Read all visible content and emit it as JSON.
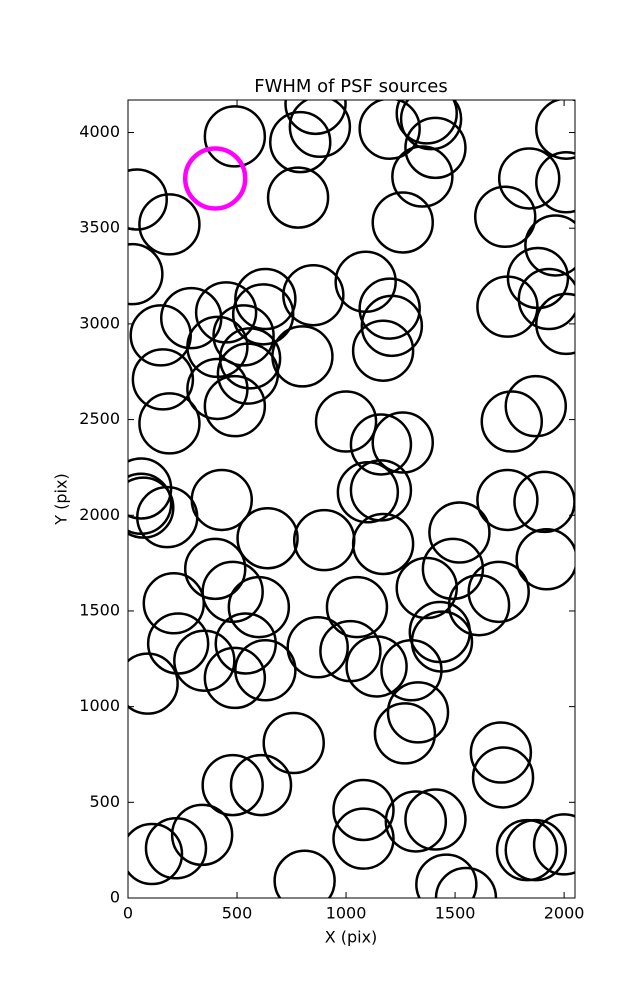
{
  "chart_data": {
    "type": "scatter",
    "title": "FWHM of PSF sources",
    "x_label": "X (pix)",
    "y_label": "Y (pix)",
    "xlim": [
      0,
      2050
    ],
    "ylim": [
      0,
      4170
    ],
    "xticks": [
      0,
      500,
      1000,
      1500,
      2000
    ],
    "yticks": [
      0,
      500,
      1000,
      1500,
      2000,
      2500,
      3000,
      3500,
      4000
    ],
    "series": [
      {
        "color": "#000000",
        "x": [
          40,
          190,
          490,
          780,
          790,
          860,
          880,
          1200,
          1390,
          1370,
          1410,
          1350,
          1260,
          1730,
          1840,
          2010,
          2010,
          1960,
          1880,
          1930,
          1740,
          2010,
          20,
          150,
          290,
          450,
          410,
          530,
          630,
          620,
          850,
          800,
          1090,
          1200,
          1210,
          1170,
          560,
          550,
          410,
          490,
          160,
          190,
          1000,
          1160,
          1260,
          1760,
          1870,
          60,
          60,
          70,
          180,
          430,
          640,
          900,
          1100,
          1160,
          1170,
          1520,
          1490,
          1740,
          1910,
          1920,
          400,
          210,
          480,
          600,
          230,
          350,
          540,
          490,
          630,
          870,
          1020,
          1050,
          1140,
          1300,
          1370,
          1430,
          1440,
          1610,
          1700,
          90,
          1330,
          1270,
          760,
          1710,
          1720,
          480,
          610,
          1080,
          1080,
          1320,
          1410,
          340,
          220,
          110,
          810,
          1460,
          1550,
          1830,
          1870,
          2000
        ],
        "y": [
          3650,
          3520,
          3980,
          3660,
          3950,
          4150,
          4030,
          4020,
          4070,
          4100,
          3920,
          3770,
          3530,
          3560,
          3760,
          4020,
          3740,
          3410,
          3240,
          3130,
          3090,
          3000,
          3260,
          2940,
          3030,
          3060,
          2880,
          2940,
          3130,
          3050,
          3150,
          2830,
          3220,
          3080,
          2990,
          2860,
          2820,
          2740,
          2660,
          2570,
          2710,
          2480,
          2490,
          2370,
          2380,
          2490,
          2570,
          2140,
          2060,
          2040,
          1990,
          2080,
          1880,
          1870,
          2120,
          2130,
          1850,
          1910,
          1720,
          2080,
          2070,
          1770,
          1720,
          1540,
          1600,
          1520,
          1330,
          1240,
          1330,
          1150,
          1190,
          1310,
          1290,
          1520,
          1210,
          1190,
          1620,
          1390,
          1340,
          1530,
          1600,
          1120,
          970,
          860,
          810,
          760,
          630,
          590,
          590,
          460,
          310,
          400,
          410,
          330,
          260,
          230,
          90,
          70,
          0,
          250,
          250,
          280
        ]
      },
      {
        "color": "#ff00ff",
        "x": [
          400
        ],
        "y": [
          3760
        ]
      }
    ]
  }
}
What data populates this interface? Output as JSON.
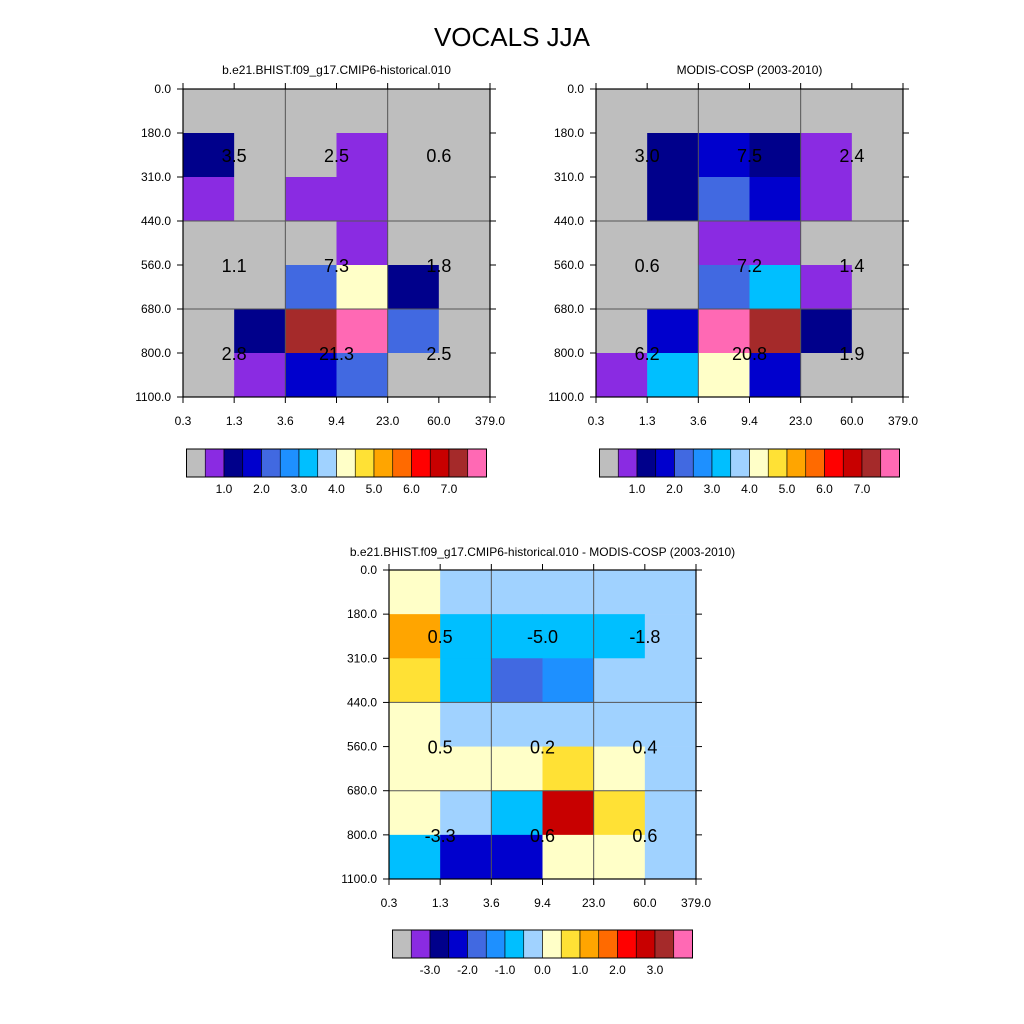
{
  "figure_title": "VOCALS JJA",
  "colors": {
    "missing": "#BEBEBE",
    "abs_palette": [
      "#BEBEBE",
      "#8A2BE2",
      "#00008B",
      "#0000CD",
      "#4169E1",
      "#1E90FF",
      "#00BFFF",
      "#A0D2FF",
      "#FFFFC8",
      "#FFE135",
      "#FFA500",
      "#FF6A00",
      "#FF0000",
      "#C80000",
      "#A52A2A",
      "#FF69B4"
    ],
    "diff_palette": [
      "#BEBEBE",
      "#8A2BE2",
      "#00008B",
      "#0000CD",
      "#4169E1",
      "#1E90FF",
      "#00BFFF",
      "#A0D2FF",
      "#FFFFC8",
      "#FFE135",
      "#FFA500",
      "#FF6A00",
      "#FF0000",
      "#C80000",
      "#A52A2A",
      "#FF69B4"
    ]
  },
  "chart_data": [
    {
      "type": "heatmap",
      "title": "b.e21.BHIST.f09_g17.CMIP6-historical.010",
      "x_ticks": [
        "0.3",
        "1.3",
        "3.6",
        "9.4",
        "23.0",
        "60.0",
        "379.0"
      ],
      "y_ticks": [
        "0.0",
        "180.0",
        "310.0",
        "440.0",
        "560.0",
        "680.0",
        "800.0",
        "1100.0"
      ],
      "cells": [
        [
          "missing",
          "missing",
          "missing",
          "missing",
          "missing",
          "missing"
        ],
        [
          "#00008B",
          "missing",
          "missing",
          "#8A2BE2",
          "missing",
          "missing"
        ],
        [
          "#8A2BE2",
          "missing",
          "#8A2BE2",
          "#8A2BE2",
          "missing",
          "missing"
        ],
        [
          "missing",
          "missing",
          "missing",
          "#8A2BE2",
          "missing",
          "missing"
        ],
        [
          "missing",
          "missing",
          "#4169E1",
          "#FFFFC8",
          "#00008B",
          "missing"
        ],
        [
          "missing",
          "#00008B",
          "#A52A2A",
          "#FF69B4",
          "#4169E1",
          "missing"
        ],
        [
          "missing",
          "#8A2BE2",
          "#0000CD",
          "#4169E1",
          "missing",
          "missing"
        ]
      ],
      "box_labels": [
        [
          "3.5",
          "2.5",
          "0.6"
        ],
        [
          "1.1",
          "7.3",
          "1.8"
        ],
        [
          "2.8",
          "21.3",
          "2.5"
        ]
      ],
      "colorbar_labels": [
        "1.0",
        "2.0",
        "3.0",
        "4.0",
        "5.0",
        "6.0",
        "7.0"
      ]
    },
    {
      "type": "heatmap",
      "title": "MODIS-COSP (2003-2010)",
      "x_ticks": [
        "0.3",
        "1.3",
        "3.6",
        "9.4",
        "23.0",
        "60.0",
        "379.0"
      ],
      "y_ticks": [
        "0.0",
        "180.0",
        "310.0",
        "440.0",
        "560.0",
        "680.0",
        "800.0",
        "1100.0"
      ],
      "cells": [
        [
          "missing",
          "missing",
          "missing",
          "missing",
          "missing",
          "missing"
        ],
        [
          "missing",
          "#00008B",
          "#0000CD",
          "#00008B",
          "#8A2BE2",
          "missing"
        ],
        [
          "missing",
          "#00008B",
          "#4169E1",
          "#0000CD",
          "#8A2BE2",
          "missing"
        ],
        [
          "missing",
          "missing",
          "#8A2BE2",
          "#8A2BE2",
          "missing",
          "missing"
        ],
        [
          "missing",
          "missing",
          "#4169E1",
          "#00BFFF",
          "#8A2BE2",
          "missing"
        ],
        [
          "missing",
          "#0000CD",
          "#FF69B4",
          "#A52A2A",
          "#00008B",
          "missing"
        ],
        [
          "#8A2BE2",
          "#00BFFF",
          "#FFFFC8",
          "#0000CD",
          "missing",
          "missing"
        ]
      ],
      "box_labels": [
        [
          "3.0",
          "7.5",
          "2.4"
        ],
        [
          "0.6",
          "7.2",
          "1.4"
        ],
        [
          "6.2",
          "20.8",
          "1.9"
        ]
      ],
      "colorbar_labels": [
        "1.0",
        "2.0",
        "3.0",
        "4.0",
        "5.0",
        "6.0",
        "7.0"
      ]
    },
    {
      "type": "heatmap",
      "title": "b.e21.BHIST.f09_g17.CMIP6-historical.010 - MODIS-COSP (2003-2010)",
      "x_ticks": [
        "0.3",
        "1.3",
        "3.6",
        "9.4",
        "23.0",
        "60.0",
        "379.0"
      ],
      "y_ticks": [
        "0.0",
        "180.0",
        "310.0",
        "440.0",
        "560.0",
        "680.0",
        "800.0",
        "1100.0"
      ],
      "cells": [
        [
          "#FFFFC8",
          "#A0D2FF",
          "#A0D2FF",
          "#A0D2FF",
          "#A0D2FF",
          "#A0D2FF"
        ],
        [
          "#FFA500",
          "#00BFFF",
          "#00BFFF",
          "#00BFFF",
          "#00BFFF",
          "#A0D2FF"
        ],
        [
          "#FFE135",
          "#00BFFF",
          "#4169E1",
          "#1E90FF",
          "#A0D2FF",
          "#A0D2FF"
        ],
        [
          "#FFFFC8",
          "#A0D2FF",
          "#A0D2FF",
          "#A0D2FF",
          "#A0D2FF",
          "#A0D2FF"
        ],
        [
          "#FFFFC8",
          "#FFFFC8",
          "#FFFFC8",
          "#FFE135",
          "#FFFFC8",
          "#A0D2FF"
        ],
        [
          "#FFFFC8",
          "#A0D2FF",
          "#00BFFF",
          "#C80000",
          "#FFE135",
          "#A0D2FF"
        ],
        [
          "#00BFFF",
          "#0000CD",
          "#0000CD",
          "#FFFFC8",
          "#FFFFC8",
          "#A0D2FF"
        ]
      ],
      "box_labels": [
        [
          "0.5",
          "-5.0",
          "-1.8"
        ],
        [
          "0.5",
          "0.2",
          "0.4"
        ],
        [
          "-3.3",
          "0.6",
          "0.6"
        ]
      ],
      "colorbar_labels": [
        "-3.0",
        "-2.0",
        "-1.0",
        "0.0",
        "1.0",
        "2.0",
        "3.0"
      ]
    }
  ]
}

▶ **Exercise**
Report each line in the preceding entries that holds the string "MODIS".

▶ **Problem solution**
      "title": "MODIS-COSP (2003-2010)",
      "title": "b.e21.BHIST.f09_g17.CMIP6-historical.010 - MODIS-COSP (2003-2010)",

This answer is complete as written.